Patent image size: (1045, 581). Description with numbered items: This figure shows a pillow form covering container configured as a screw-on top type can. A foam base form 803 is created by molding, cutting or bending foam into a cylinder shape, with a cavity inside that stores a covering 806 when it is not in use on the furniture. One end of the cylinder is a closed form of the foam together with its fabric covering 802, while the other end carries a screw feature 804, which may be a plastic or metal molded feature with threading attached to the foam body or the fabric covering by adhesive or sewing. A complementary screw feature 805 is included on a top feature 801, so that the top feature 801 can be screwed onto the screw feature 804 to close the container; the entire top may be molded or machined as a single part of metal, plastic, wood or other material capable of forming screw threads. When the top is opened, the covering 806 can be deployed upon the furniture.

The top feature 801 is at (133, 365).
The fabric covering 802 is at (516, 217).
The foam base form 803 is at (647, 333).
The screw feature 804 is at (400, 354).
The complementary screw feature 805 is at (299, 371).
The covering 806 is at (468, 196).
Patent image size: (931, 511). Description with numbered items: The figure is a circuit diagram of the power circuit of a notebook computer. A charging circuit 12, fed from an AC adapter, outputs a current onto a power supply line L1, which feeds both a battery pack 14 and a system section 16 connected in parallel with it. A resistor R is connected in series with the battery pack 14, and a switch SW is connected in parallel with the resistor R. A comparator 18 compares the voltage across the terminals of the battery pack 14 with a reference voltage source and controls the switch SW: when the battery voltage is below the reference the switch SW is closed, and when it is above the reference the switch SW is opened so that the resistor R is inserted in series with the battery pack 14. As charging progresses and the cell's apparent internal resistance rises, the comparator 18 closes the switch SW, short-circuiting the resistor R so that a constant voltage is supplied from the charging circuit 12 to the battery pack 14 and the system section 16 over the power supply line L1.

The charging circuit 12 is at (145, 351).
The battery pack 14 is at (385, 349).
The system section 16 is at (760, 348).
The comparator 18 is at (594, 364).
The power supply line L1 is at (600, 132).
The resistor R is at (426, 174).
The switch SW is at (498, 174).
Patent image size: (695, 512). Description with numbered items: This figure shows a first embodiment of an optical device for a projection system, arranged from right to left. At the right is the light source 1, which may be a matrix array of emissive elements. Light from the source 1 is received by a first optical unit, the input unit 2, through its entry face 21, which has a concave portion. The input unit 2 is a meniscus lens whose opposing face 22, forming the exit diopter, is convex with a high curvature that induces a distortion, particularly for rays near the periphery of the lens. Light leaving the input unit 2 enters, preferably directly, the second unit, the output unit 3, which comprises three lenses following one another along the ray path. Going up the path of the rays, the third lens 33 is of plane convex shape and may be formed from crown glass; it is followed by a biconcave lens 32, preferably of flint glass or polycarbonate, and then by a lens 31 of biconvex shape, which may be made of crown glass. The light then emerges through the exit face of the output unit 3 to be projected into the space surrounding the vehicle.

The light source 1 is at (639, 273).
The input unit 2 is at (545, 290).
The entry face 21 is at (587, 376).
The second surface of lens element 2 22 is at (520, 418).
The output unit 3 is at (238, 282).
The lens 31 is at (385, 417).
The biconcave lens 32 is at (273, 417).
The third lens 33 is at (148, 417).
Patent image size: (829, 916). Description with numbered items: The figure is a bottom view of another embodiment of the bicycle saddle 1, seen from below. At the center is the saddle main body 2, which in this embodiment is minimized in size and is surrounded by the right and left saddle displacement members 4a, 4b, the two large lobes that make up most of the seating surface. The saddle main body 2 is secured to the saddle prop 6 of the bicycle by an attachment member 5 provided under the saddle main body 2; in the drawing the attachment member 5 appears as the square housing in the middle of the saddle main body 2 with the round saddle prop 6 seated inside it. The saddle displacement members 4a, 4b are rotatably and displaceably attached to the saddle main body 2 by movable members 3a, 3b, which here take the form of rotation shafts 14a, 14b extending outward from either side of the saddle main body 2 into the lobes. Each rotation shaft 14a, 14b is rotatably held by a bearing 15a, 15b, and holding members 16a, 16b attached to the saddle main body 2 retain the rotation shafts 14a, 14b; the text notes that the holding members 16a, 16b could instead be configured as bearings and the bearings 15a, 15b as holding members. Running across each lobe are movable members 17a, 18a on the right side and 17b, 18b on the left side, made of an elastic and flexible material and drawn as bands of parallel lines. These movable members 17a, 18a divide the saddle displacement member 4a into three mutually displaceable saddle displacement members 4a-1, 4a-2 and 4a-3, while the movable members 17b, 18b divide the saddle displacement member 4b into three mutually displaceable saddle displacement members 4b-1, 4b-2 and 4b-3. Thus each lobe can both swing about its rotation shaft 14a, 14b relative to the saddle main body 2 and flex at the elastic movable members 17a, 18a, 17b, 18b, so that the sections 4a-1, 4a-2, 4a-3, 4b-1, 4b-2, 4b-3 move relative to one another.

Exercise goal. Please update the rows above, replacing every "Description with numbered items" with "Text with labeled parts" and leaving everything else as it stands.

Exercise output.
Patent image size: (1045, 581). Text with labeled parts: This figure shows a pillow form covering container configured as a screw-on top type can. A foam base form 803 is created by molding, cutting or bending foam into a cylinder shape, with a cavity inside that stores a covering 806 when it is not in use on the furniture. One end of the cylinder is a closed form of the foam together with its fabric covering 802, while the other end carries a screw feature 804, which may be a plastic or metal molded feature with threading attached to the foam body or the fabric covering by adhesive or sewing. A complementary screw feature 805 is included on a top feature 801, so that the top feature 801 can be screwed onto the screw feature 804 to close the container; the entire top may be molded or machined as a single part of metal, plastic, wood or other material capable of forming screw threads. When the top is opened, the covering 806 can be deployed upon the furniture.

The top feature 801 is at (133, 365).
The fabric covering 802 is at (516, 217).
The foam base form 803 is at (647, 333).
The screw feature 804 is at (400, 354).
The complementary screw feature 805 is at (299, 371).
The covering 806 is at (468, 196).
Patent image size: (931, 511). Text with labeled parts: The figure is a circuit diagram of the power circuit of a notebook computer. A charging circuit 12, fed from an AC adapter, outputs a current onto a power supply line L1, which feeds both a battery pack 14 and a system section 16 connected in parallel with it. A resistor R is connected in series with the battery pack 14, and a switch SW is connected in parallel with the resistor R. A comparator 18 compares the voltage across the terminals of the battery pack 14 with a reference voltage source and controls the switch SW: when the battery voltage is below the reference the switch SW is closed, and when it is above the reference the switch SW is opened so that the resistor R is inserted in series with the battery pack 14. As charging progresses and the cell's apparent internal resistance rises, the comparator 18 closes the switch SW, short-circuiting the resistor R so that a constant voltage is supplied from the charging circuit 12 to the battery pack 14 and the system section 16 over the power supply line L1.

The charging circuit 12 is at (145, 351).
The battery pack 14 is at (385, 349).
The system section 16 is at (760, 348).
The comparator 18 is at (594, 364).
The power supply line L1 is at (600, 132).
The resistor R is at (426, 174).
The switch SW is at (498, 174).
Patent image size: (695, 512). Text with labeled parts: This figure shows a first embodiment of an optical device for a projection system, arranged from right to left. At the right is the light source 1, which may be a matrix array of emissive elements. Light from the source 1 is received by a first optical unit, the input unit 2, through its entry face 21, which has a concave portion. The input unit 2 is a meniscus lens whose opposing face 22, forming the exit diopter, is convex with a high curvature that induces a distortion, particularly for rays near the periphery of the lens. Light leaving the input unit 2 enters, preferably directly, the second unit, the output unit 3, which comprises three lenses following one another along the ray path. Going up the path of the rays, the third lens 33 is of plane convex shape and may be formed from crown glass; it is followed by a biconcave lens 32, preferably of flint glass or polycarbonate, and then by a lens 31 of biconvex shape, which may be made of crown glass. The light then emerges through the exit face of the output unit 3 to be projected into the space surrounding the vehicle.

The light source 1 is at (639, 273).
The input unit 2 is at (545, 290).
The entry face 21 is at (587, 376).
The second surface of lens element 2 22 is at (520, 418).
The output unit 3 is at (238, 282).
The lens 31 is at (385, 417).
The biconcave lens 32 is at (273, 417).
The third lens 33 is at (148, 417).
Patent image size: (829, 916). Text with labeled parts: The figure is a bottom view of another embodiment of the bicycle saddle 1, seen from below. At the center is the saddle main body 2, which in this embodiment is minimized in size and is surrounded by the right and left saddle displacement members 4a, 4b, the two large lobes that make up most of the seating surface. The saddle main body 2 is secured to the saddle prop 6 of the bicycle by an attachment member 5 provided under the saddle main body 2; in the drawing the attachment member 5 appears as the square housing in the middle of the saddle main body 2 with the round saddle prop 6 seated inside it. The saddle displacement members 4a, 4b are rotatably and displaceably attached to the saddle main body 2 by movable members 3a, 3b, which here take the form of rotation shafts 14a, 14b extending outward from either side of the saddle main body 2 into the lobes. Each rotation shaft 14a, 14b is rotatably held by a bearing 15a, 15b, and holding members 16a, 16b attached to the saddle main body 2 retain the rotation shafts 14a, 14b; the text notes that the holding members 16a, 16b could instead be configured as bearings and the bearings 15a, 15b as holding members. Running across each lobe are movable members 17a, 18a on the right side and 17b, 18b on the left side, made of an elastic and flexible material and drawn as bands of parallel lines. These movable members 17a, 18a divide the saddle displacement member 4a into three mutually displaceable saddle displacement members 4a-1, 4a-2 and 4a-3, while the movable members 17b, 18b divide the saddle displacement member 4b into three mutually displaceable saddle displacement members 4b-1, 4b-2 and 4b-3. Thus each lobe can both swing about its rotation shaft 14a, 14b relative to the saddle main body 2 and flex at the elastic movable members 17a, 18a, 17b, 18b, so that the sections 4a-1, 4a-2, 4a-3, 4b-1, 4b-2, 4b-3 move relative to one another.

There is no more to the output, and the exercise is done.